| Work to do |
Quote the records below in full, exactly as given, with the images taken out.

| Material provided |
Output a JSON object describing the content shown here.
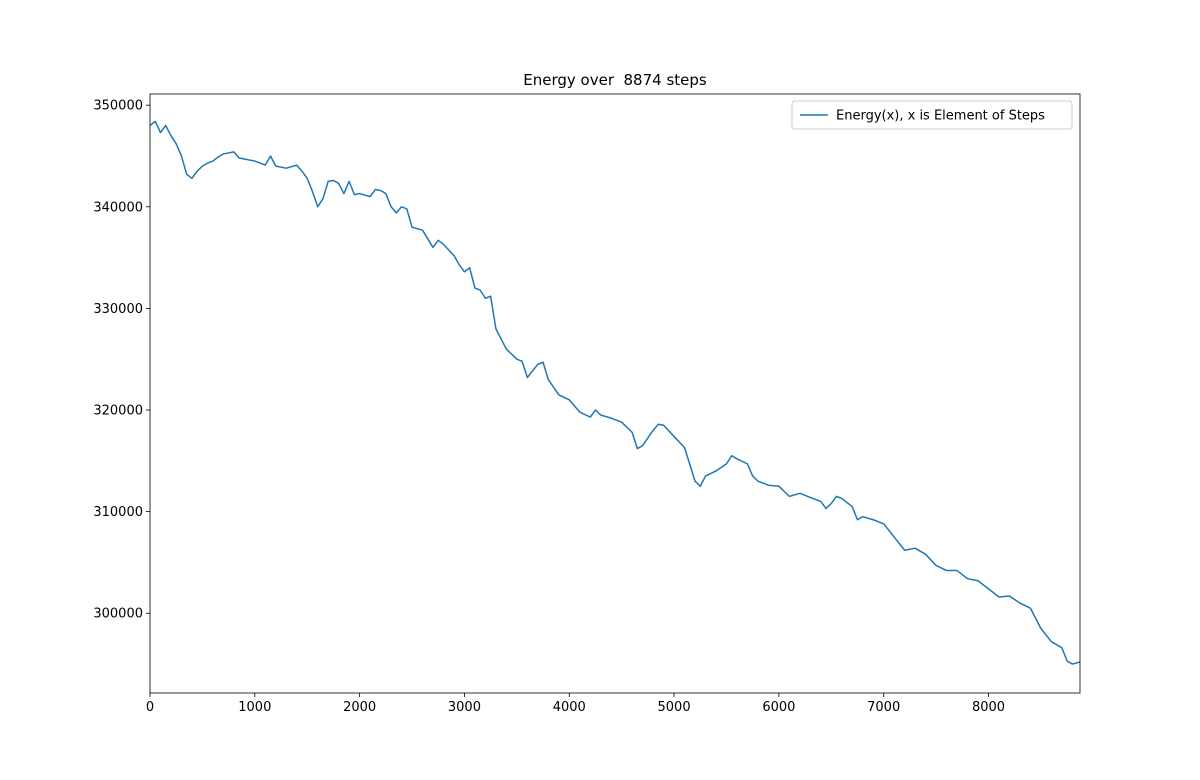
{
  "chart_data": {
    "type": "line",
    "title": "Energy over  8874 steps",
    "x": [
      0,
      50,
      100,
      150,
      200,
      250,
      300,
      350,
      400,
      450,
      500,
      550,
      600,
      650,
      700,
      750,
      800,
      850,
      900,
      1000,
      1050,
      1100,
      1150,
      1200,
      1300,
      1400,
      1450,
      1500,
      1550,
      1600,
      1650,
      1700,
      1750,
      1800,
      1850,
      1900,
      1950,
      2000,
      2100,
      2150,
      2200,
      2250,
      2300,
      2350,
      2400,
      2450,
      2500,
      2600,
      2700,
      2750,
      2800,
      2900,
      2950,
      3000,
      3050,
      3100,
      3150,
      3200,
      3250,
      3300,
      3400,
      3500,
      3550,
      3600,
      3700,
      3750,
      3800,
      3900,
      4000,
      4100,
      4200,
      4250,
      4300,
      4400,
      4500,
      4600,
      4650,
      4700,
      4800,
      4850,
      4900,
      5000,
      5100,
      5200,
      5250,
      5300,
      5400,
      5500,
      5550,
      5600,
      5700,
      5750,
      5800,
      5900,
      6000,
      6100,
      6200,
      6300,
      6400,
      6450,
      6500,
      6550,
      6600,
      6700,
      6750,
      6800,
      6900,
      7000,
      7100,
      7200,
      7300,
      7400,
      7500,
      7600,
      7700,
      7800,
      7900,
      8000,
      8100,
      8200,
      8300,
      8400,
      8500,
      8600,
      8700,
      8750,
      8800,
      8873
    ],
    "series": [
      {
        "name": "Energy(x), x is Element of Steps",
        "color": "#1f77b4",
        "values": [
          348000,
          348400,
          347300,
          348000,
          347000,
          346200,
          345000,
          343200,
          342800,
          343500,
          344000,
          344300,
          344500,
          344900,
          345200,
          345300,
          345400,
          344800,
          344700,
          344500,
          344300,
          344100,
          345000,
          344000,
          343800,
          344100,
          343500,
          342800,
          341500,
          340000,
          340800,
          342500,
          342600,
          342300,
          341300,
          342500,
          341200,
          341300,
          341000,
          341700,
          341600,
          341300,
          340000,
          339400,
          340000,
          339800,
          338000,
          337700,
          336000,
          336700,
          336300,
          335200,
          334300,
          333600,
          334000,
          332000,
          331800,
          331000,
          331200,
          328000,
          326000,
          325000,
          324800,
          323200,
          324500,
          324700,
          323000,
          321500,
          321000,
          319800,
          319300,
          320000,
          319500,
          319200,
          318800,
          317800,
          316200,
          316500,
          318000,
          318600,
          318500,
          317400,
          316300,
          313000,
          312500,
          313500,
          314000,
          314700,
          315500,
          315200,
          314700,
          313500,
          313000,
          312600,
          312500,
          311500,
          311800,
          311400,
          311000,
          310300,
          310800,
          311500,
          311300,
          310500,
          309200,
          309500,
          309200,
          308800,
          307500,
          306200,
          306400,
          305800,
          304700,
          304200,
          304200,
          303400,
          303200,
          302400,
          301600,
          301700,
          301000,
          300500,
          298500,
          297200,
          296600,
          295300,
          295000,
          295200
        ]
      }
    ],
    "xlim": [
      0,
      8873
    ],
    "ylim": [
      292150,
      351100
    ],
    "xticks": [
      0,
      1000,
      2000,
      3000,
      4000,
      5000,
      6000,
      7000,
      8000
    ],
    "yticks": [
      300000,
      310000,
      320000,
      330000,
      340000,
      350000
    ],
    "legend": "upper right"
  }
}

| Expected answer |
Output a JSON object describing the content shown here.
{
  "chart_data": {
    "type": "line",
    "title": "Energy over  8874 steps",
    "x": [
      0,
      50,
      100,
      150,
      200,
      250,
      300,
      350,
      400,
      450,
      500,
      550,
      600,
      650,
      700,
      750,
      800,
      850,
      900,
      1000,
      1050,
      1100,
      1150,
      1200,
      1300,
      1400,
      1450,
      1500,
      1550,
      1600,
      1650,
      1700,
      1750,
      1800,
      1850,
      1900,
      1950,
      2000,
      2100,
      2150,
      2200,
      2250,
      2300,
      2350,
      2400,
      2450,
      2500,
      2600,
      2700,
      2750,
      2800,
      2900,
      2950,
      3000,
      3050,
      3100,
      3150,
      3200,
      3250,
      3300,
      3400,
      3500,
      3550,
      3600,
      3700,
      3750,
      3800,
      3900,
      4000,
      4100,
      4200,
      4250,
      4300,
      4400,
      4500,
      4600,
      4650,
      4700,
      4800,
      4850,
      4900,
      5000,
      5100,
      5200,
      5250,
      5300,
      5400,
      5500,
      5550,
      5600,
      5700,
      5750,
      5800,
      5900,
      6000,
      6100,
      6200,
      6300,
      6400,
      6450,
      6500,
      6550,
      6600,
      6700,
      6750,
      6800,
      6900,
      7000,
      7100,
      7200,
      7300,
      7400,
      7500,
      7600,
      7700,
      7800,
      7900,
      8000,
      8100,
      8200,
      8300,
      8400,
      8500,
      8600,
      8700,
      8750,
      8800,
      8873
    ],
    "series": [
      {
        "name": "Energy(x), x is Element of Steps",
        "color": "#1f77b4",
        "values": [
          348000,
          348400,
          347300,
          348000,
          347000,
          346200,
          345000,
          343200,
          342800,
          343500,
          344000,
          344300,
          344500,
          344900,
          345200,
          345300,
          345400,
          344800,
          344700,
          344500,
          344300,
          344100,
          345000,
          344000,
          343800,
          344100,
          343500,
          342800,
          341500,
          340000,
          340800,
          342500,
          342600,
          342300,
          341300,
          342500,
          341200,
          341300,
          341000,
          341700,
          341600,
          341300,
          340000,
          339400,
          340000,
          339800,
          338000,
          337700,
          336000,
          336700,
          336300,
          335200,
          334300,
          333600,
          334000,
          332000,
          331800,
          331000,
          331200,
          328000,
          326000,
          325000,
          324800,
          323200,
          324500,
          324700,
          323000,
          321500,
          321000,
          319800,
          319300,
          320000,
          319500,
          319200,
          318800,
          317800,
          316200,
          316500,
          318000,
          318600,
          318500,
          317400,
          316300,
          313000,
          312500,
          313500,
          314000,
          314700,
          315500,
          315200,
          314700,
          313500,
          313000,
          312600,
          312500,
          311500,
          311800,
          311400,
          311000,
          310300,
          310800,
          311500,
          311300,
          310500,
          309200,
          309500,
          309200,
          308800,
          307500,
          306200,
          306400,
          305800,
          304700,
          304200,
          304200,
          303400,
          303200,
          302400,
          301600,
          301700,
          301000,
          300500,
          298500,
          297200,
          296600,
          295300,
          295000,
          295200
        ]
      }
    ],
    "xlim": [
      0,
      8873
    ],
    "ylim": [
      292150,
      351100
    ],
    "xticks": [
      0,
      1000,
      2000,
      3000,
      4000,
      5000,
      6000,
      7000,
      8000
    ],
    "yticks": [
      300000,
      310000,
      320000,
      330000,
      340000,
      350000
    ],
    "legend": "upper right"
  }
}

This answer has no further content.